# start of Data excerpts

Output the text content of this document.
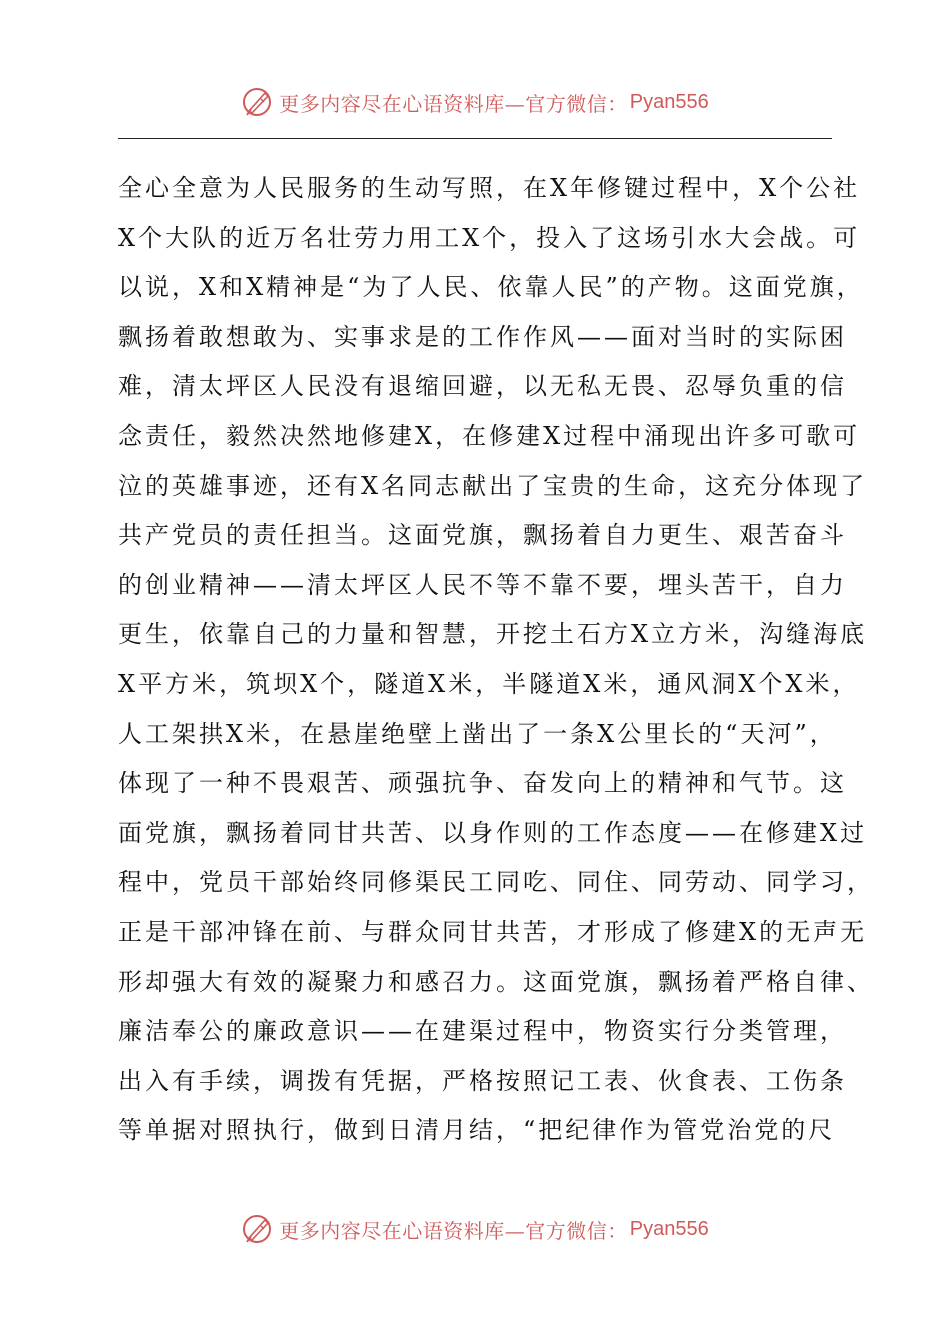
更多内容尽在心语资料库—官方微信： Pyan556
全心全意为人民服务的生动写照，在X年修键过程中，X个公社
X个大队的近万名壮劳力用工X个，投入了这场引水大会战。可
以说，X和X精神是“为了人民、依靠人民”的产物。这面党旗，
飘扬着敢想敢为、实事求是的工作作风——面对当时的实际困
难，清太坪区人民没有退缩回避，以无私无畏、忍辱负重的信
念责任，毅然决然地修建X，在修建X过程中涌现出许多可歌可
泣的英雄事迹，还有X名同志献出了宝贵的生命，这充分体现了
共产党员的责任担当。这面党旗，飘扬着自力更生、艰苦奋斗
的创业精神——清太坪区人民不等不靠不要，埋头苦干，自力
更生，依靠自己的力量和智慧，开挖土石方X立方米，沟缝海底
X平方米，筑坝X个，隧道X米，半隧道X米，通风洞X个X米，
人工架拱X米，在悬崖绝壁上凿出了一条X公里长的“天河”，
体现了一种不畏艰苦、顽强抗争、奋发向上的精神和气节。这
面党旗，飘扬着同甘共苦、以身作则的工作态度——在修建X过
程中，党员干部始终同修渠民工同吃、同住、同劳动、同学习，
正是干部冲锋在前、与群众同甘共苦，才形成了修建X的无声无
形却强大有效的凝聚力和感召力。这面党旗，飘扬着严格自律、
廉洁奉公的廉政意识——在建渠过程中，物资实行分类管理，
出入有手续，调拨有凭据，严格按照记工表、伙食表、工伤条
等单据对照执行，做到日清月结，“把纪律作为管党治党的尺
更多内容尽在心语资料库—官方微信： Pyan556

# end of Data excerpts

Stated goal - Take the data above and repeat it exactly, leaving each picture out.

Exercise answer -
Output the text content of this document.
更多内容尽在心语资料库—官方微信： Pyan556
全心全意为人民服务的生动写照，在X年修键过程中，X个公社
X个大队的近万名壮劳力用工X个，投入了这场引水大会战。可
以说，X和X精神是“为了人民、依靠人民”的产物。这面党旗，
飘扬着敢想敢为、实事求是的工作作风——面对当时的实际困
难，清太坪区人民没有退缩回避，以无私无畏、忍辱负重的信
念责任，毅然决然地修建X，在修建X过程中涌现出许多可歌可
泣的英雄事迹，还有X名同志献出了宝贵的生命，这充分体现了
共产党员的责任担当。这面党旗，飘扬着自力更生、艰苦奋斗
的创业精神——清太坪区人民不等不靠不要，埋头苦干，自力
更生，依靠自己的力量和智慧，开挖土石方X立方米，沟缝海底
X平方米，筑坝X个，隧道X米，半隧道X米，通风洞X个X米，
人工架拱X米，在悬崖绝壁上凿出了一条X公里长的“天河”，
体现了一种不畏艰苦、顽强抗争、奋发向上的精神和气节。这
面党旗，飘扬着同甘共苦、以身作则的工作态度——在修建X过
程中，党员干部始终同修渠民工同吃、同住、同劳动、同学习，
正是干部冲锋在前、与群众同甘共苦，才形成了修建X的无声无
形却强大有效的凝聚力和感召力。这面党旗，飘扬着严格自律、
廉洁奉公的廉政意识——在建渠过程中，物资实行分类管理，
出入有手续，调拨有凭据，严格按照记工表、伙食表、工伤条
等单据对照执行，做到日清月结，“把纪律作为管党治党的尺
更多内容尽在心语资料库—官方微信： Pyan556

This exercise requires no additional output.